(TASK PROMPT) Turn every line of the rows below into a Markdown table with two columns: No. for a running line number and Entry for the line itself. Skip blank lines and leave the pictures out.

(RECORD LIST)

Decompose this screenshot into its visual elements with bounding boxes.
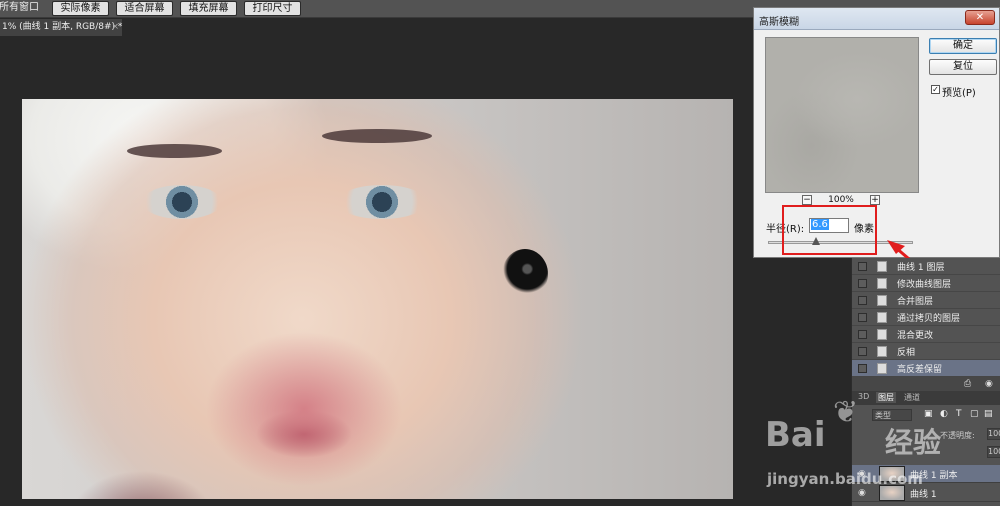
- document-canvas[interactable]: [22, 99, 733, 499]
- tab-3d[interactable]: 3D: [858, 392, 869, 401]
- tab-channels[interactable]: 通道: [904, 392, 920, 403]
- adjustment-filter-icon[interactable]: ◐: [940, 409, 948, 419]
- snapshot-icon[interactable]: ⎙: [964, 379, 971, 389]
- history-item-label: 反相: [897, 348, 916, 358]
- history-source-toggle[interactable]: [858, 330, 867, 339]
- history-item-label: 修改曲线图层: [897, 280, 952, 290]
- photo-detail: [337, 185, 427, 219]
- history-item[interactable]: 修改曲线图层: [852, 275, 1000, 292]
- dialog-titlebar[interactable]: 高斯模糊 ✕: [754, 8, 999, 30]
- layer-name: 曲线 1 副本: [910, 471, 958, 481]
- layer-thumbnail[interactable]: [879, 485, 905, 501]
- history-item-label: 曲线 1 图层: [897, 263, 945, 273]
- history-source-toggle[interactable]: [858, 262, 867, 271]
- history-footer: ⎙ ◉: [852, 377, 1000, 391]
- reset-button[interactable]: 复位: [929, 59, 997, 75]
- smart-object-filter-icon[interactable]: ▤: [984, 409, 993, 419]
- opacity-input[interactable]: 100: [987, 428, 1000, 440]
- layer-tabs: 3D 图层 通道: [852, 391, 1000, 405]
- dialog-title: 高斯模糊: [759, 17, 799, 28]
- photo-detail: [322, 129, 432, 143]
- history-item[interactable]: 反相: [852, 343, 1000, 360]
- type-filter-icon[interactable]: T: [956, 409, 962, 419]
- history-item[interactable]: 混合更改: [852, 326, 1000, 343]
- close-icon[interactable]: ×: [111, 19, 119, 36]
- document-icon: [877, 329, 887, 340]
- visibility-eye-icon[interactable]: ◉: [858, 469, 866, 479]
- history-item[interactable]: 曲线 1 图层: [852, 258, 1000, 275]
- image-filter-icon[interactable]: ▣: [924, 409, 933, 419]
- document-icon: [877, 346, 887, 357]
- history-source-toggle[interactable]: [858, 296, 867, 305]
- document-icon: [877, 312, 887, 323]
- opacity-label: 不透明度:: [940, 431, 975, 440]
- history-source-toggle[interactable]: [858, 279, 867, 288]
- history-item[interactable]: 通过拷贝的图层: [852, 309, 1000, 326]
- fill-input[interactable]: 100: [987, 446, 1000, 458]
- close-button[interactable]: ✕: [965, 10, 995, 25]
- visibility-eye-icon[interactable]: ◉: [858, 488, 866, 498]
- preview-checkbox-label: 预览(P): [942, 88, 976, 99]
- tab-layers[interactable]: 图层: [876, 392, 896, 403]
- history-item[interactable]: 合并图层: [852, 292, 1000, 309]
- print-size-button[interactable]: 打印尺寸: [244, 1, 301, 16]
- history-item[interactable]: 高反差保留: [852, 360, 1000, 377]
- history-item-label: 通过拷贝的图层: [897, 314, 961, 324]
- actual-pixels-button[interactable]: 实际像素: [52, 1, 109, 16]
- document-icon: [877, 278, 887, 289]
- history-source-toggle[interactable]: [858, 347, 867, 356]
- history-source-toggle[interactable]: [858, 364, 867, 373]
- history-source-toggle[interactable]: [858, 313, 867, 322]
- zoom-in-button[interactable]: +: [870, 195, 880, 205]
- document-icon: [877, 261, 887, 272]
- preview-checkbox[interactable]: ✓: [931, 85, 940, 94]
- fit-screen-button[interactable]: 适合屏幕: [116, 1, 173, 16]
- layer-name: 曲线 1: [910, 490, 937, 500]
- history-item-label: 高反差保留: [897, 365, 943, 375]
- document-icon: [877, 363, 887, 374]
- blur-preview-image[interactable]: [765, 37, 919, 193]
- zoom-out-button[interactable]: −: [802, 195, 812, 205]
- layer-row[interactable]: ◉ 曲线 1 副本: [852, 465, 1000, 483]
- photo-detail: [127, 144, 222, 158]
- layer-row[interactable]: ◉ 曲线 1: [852, 484, 1000, 502]
- history-item-label: 混合更改: [897, 331, 934, 341]
- photo-detail: [142, 185, 222, 219]
- shape-filter-icon[interactable]: ▢: [970, 409, 979, 419]
- document-icon: [877, 295, 887, 306]
- history-item-label: 合并图层: [897, 297, 934, 307]
- fit-all-windows-checkbox-label[interactable]: 所有窗口: [0, 1, 44, 16]
- fill-screen-button[interactable]: 填充屏幕: [180, 1, 237, 16]
- camera-icon[interactable]: ◉: [985, 379, 993, 389]
- layer-thumbnail[interactable]: [879, 466, 905, 482]
- document-tab-label: 1% (曲线 1 副本, RGB/8#) *: [2, 22, 123, 32]
- zoom-level: 100%: [828, 195, 854, 205]
- document-tab[interactable]: 1% (曲线 1 副本, RGB/8#) * ×: [0, 19, 122, 36]
- layer-tools: 类型 ▣ ◐ T ▢ ▤ 不透明度: 100 100: [852, 405, 1000, 465]
- history-layers-panel: 曲线 1 图层 修改曲线图层 合并图层 通过拷贝的图层 混合更改 反相 高反差保留 ⎙ ◉ …: [851, 258, 1000, 506]
- layer-filter-select[interactable]: 类型: [872, 409, 912, 421]
- watermark-brand: Bai: [765, 415, 826, 455]
- annotation-highlight-box: [782, 205, 877, 255]
- photo-detail: [502, 249, 548, 299]
- ok-button[interactable]: 确定: [929, 38, 997, 54]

(OUTPUT)
| No. | Entry |
|---|---|
| 1 | Decompose this screenshot into its visual elements with bounding boxes. |
| 2 | - document-canvas[interactable]: [22, 99, 733, 499] |
| 3 | - tab-3d[interactable]: 3D: [858, 392, 869, 401] |
| 4 | - tab-channels[interactable]: 通道: [904, 392, 920, 403] |
| 5 | - adjustment-filter-icon[interactable]: ◐: [940, 409, 948, 419] |
| 6 | - snapshot-icon[interactable]: ⎙: [964, 379, 971, 389] |
| 7 | - history-item-label: 反相: [897, 348, 916, 358] |
| 8 | - history-source-toggle[interactable]: [858, 330, 867, 339] |
| 9 | - history-item-label: 修改曲线图层: [897, 280, 952, 290] |
| 10 | - photo-detail: [337, 185, 427, 219] |
| 11 | - history-item[interactable]: 修改曲线图层: [852, 275, 1000, 292] |
| 12 | - dialog-titlebar[interactable]: 高斯模糊 ✕: [754, 8, 999, 30] |
| 13 | - layer-name: 曲线 1 副本: [910, 471, 958, 481] |
| 14 | - layer-thumbnail[interactable]: [879, 485, 905, 501] |
| 15 | - history-item-label: 曲线 1 图层: [897, 263, 945, 273] |
| 16 | - history-source-toggle[interactable]: [858, 262, 867, 271] |
| 17 | - history-footer: ⎙ ◉: [852, 377, 1000, 391] |
| 18 | - reset-button[interactable]: 复位: [929, 59, 997, 75] |
| 19 | - smart-object-filter-icon[interactable]: ▤: [984, 409, 993, 419] |
| 20 | - opacity-input[interactable]: 100: [987, 428, 1000, 440] |
| 21 | - layer-tabs: 3D 图层 通道: [852, 391, 1000, 405] |
| 22 | - dialog-title: 高斯模糊: [759, 17, 799, 28] |
| 23 | - photo-detail: [322, 129, 432, 143] |
| 24 | - history-item[interactable]: 反相: [852, 343, 1000, 360] |
| 25 | - type-filter-icon[interactable]: T: [956, 409, 962, 419] |
| 26 | - history-item[interactable]: 混合更改: [852, 326, 1000, 343] |
| 27 | - close-icon[interactable]: ×: [111, 19, 119, 36] |
| 28 | - document-icon: [877, 329, 887, 340] |
| 29 | - visibility-eye-icon[interactable]: ◉: [858, 469, 866, 479] |
| 30 | - history-item[interactable]: 曲线 1 图层: [852, 258, 1000, 275] |
| 31 | - image-filter-icon[interactable]: ▣: [924, 409, 933, 419] |
| 32 | - document-icon: [877, 346, 887, 357] |
| 33 | - history-source-toggle[interactable]: [858, 296, 867, 305] |
| 34 | - document-icon: [877, 312, 887, 323] |
| 35 | - opacity-label: 不透明度:: [940, 431, 975, 440] |
| 36 | - history-source-toggle[interactable]: [858, 279, 867, 288] |
| 37 | - history-item[interactable]: 通过拷贝的图层: [852, 309, 1000, 326] |
| 38 | - fill-input[interactable]: 100: [987, 446, 1000, 458] |
| 39 | - close-button[interactable]: ✕: [965, 10, 995, 25] |
| 40 | - visibility-eye-icon[interactable]: ◉: [858, 488, 866, 498] |
| 41 | - preview-checkbox-label: 预览(P): [942, 88, 976, 99] |
| 42 | - tab-layers[interactable]: 图层: [876, 392, 896, 403] |
| 43 | - history-item[interactable]: 合并图层: [852, 292, 1000, 309] |
| 44 | - print-size-button[interactable]: 打印尺寸: [244, 1, 301, 16] |
| 45 | - history-item[interactable]: 高反差保留: [852, 360, 1000, 377] |
| 46 | - history-item-label: 通过拷贝的图层: [897, 314, 961, 324] |
| 47 | - actual-pixels-button[interactable]: 实际像素: [52, 1, 109, 16] |
| 48 | - document-icon: [877, 278, 887, 289] |
| 49 | - history-source-toggle[interactable]: [858, 347, 867, 356] |
| 50 | - history-source-toggle[interactable]: [858, 364, 867, 373] |
| 51 | - history-source-toggle[interactable]: [858, 313, 867, 322] |
| 52 | - zoom-in-button[interactable]: +: [870, 195, 880, 205] |
| 53 | - document-icon: [877, 261, 887, 272] |
| 54 | - preview-checkbox[interactable]: ✓: [931, 85, 940, 94] |
| 55 | - fit-screen-button[interactable]: 适合屏幕: [116, 1, 173, 16] |
| 56 | - layer-name: 曲线 1: [910, 490, 937, 500] |
| 57 | - history-item-label: 高反差保留: [897, 365, 943, 375] |
| 58 | - document-icon: [877, 363, 887, 374] |
| 59 | - blur-preview-image[interactable]: [765, 37, 919, 193] |
| 60 | - zoom-out-button[interactable]: −: [802, 195, 812, 205] |
| 61 | - layer-row[interactable]: ◉ 曲线 1 副本: [852, 465, 1000, 483] |
| 62 | - photo-detail: [127, 144, 222, 158] |
| 63 | - layer-row[interactable]: ◉ 曲线 1: [852, 484, 1000, 502] |
| 64 | - history-item-label: 混合更改: [897, 331, 934, 341] |
| 65 | - photo-detail: [142, 185, 222, 219] |
| 66 | - shape-filter-icon[interactable]: ▢: [970, 409, 979, 419] |
| 67 | - document-icon: [877, 295, 887, 306] |
| 68 | - history-item-label: 合并图层: [897, 297, 934, 307] |
| 69 | - fit-all-windows-checkbox-label[interactable]: 所有窗口: [0, 1, 44, 16] |
| 70 | - fill-screen-button[interactable]: 填充屏幕: [180, 1, 237, 16] |
| 71 | - camera-icon[interactable]: ◉: [985, 379, 993, 389] |
| 72 | - layer-thumbnail[interactable]: [879, 466, 905, 482] |
| 73 | - document-tab-label: 1% (曲线 1 副本, RGB/8#) *: [2, 22, 123, 32] |
| 74 | - zoom-level: 100%: [828, 195, 854, 205] |
| 75 | - document-tab[interactable]: 1% (曲线 1 副本, RGB/8#) * ×: [0, 19, 122, 36] |
| 76 | - layer-tools: 类型 ▣ ◐ T ▢ ▤ 不透明度: 100 100: [852, 405, 1000, 465] |
| 77 | - history-layers-panel: 曲线 1 图层 修改曲线图层 合并图层 通过拷贝的图层 混合更改 反相 高反差保留 ⎙ ◉ …: [851, 258, 1000, 506] |
| 78 | - layer-filter-select[interactable]: 类型: [872, 409, 912, 421] |
| 79 | - watermark-brand: Bai: [765, 415, 826, 455] |
| 80 | - annotation-highlight-box: [782, 205, 877, 255] |
| 81 | - photo-detail: [502, 249, 548, 299] |
| 82 | - ok-button[interactable]: 确定: [929, 38, 997, 54] |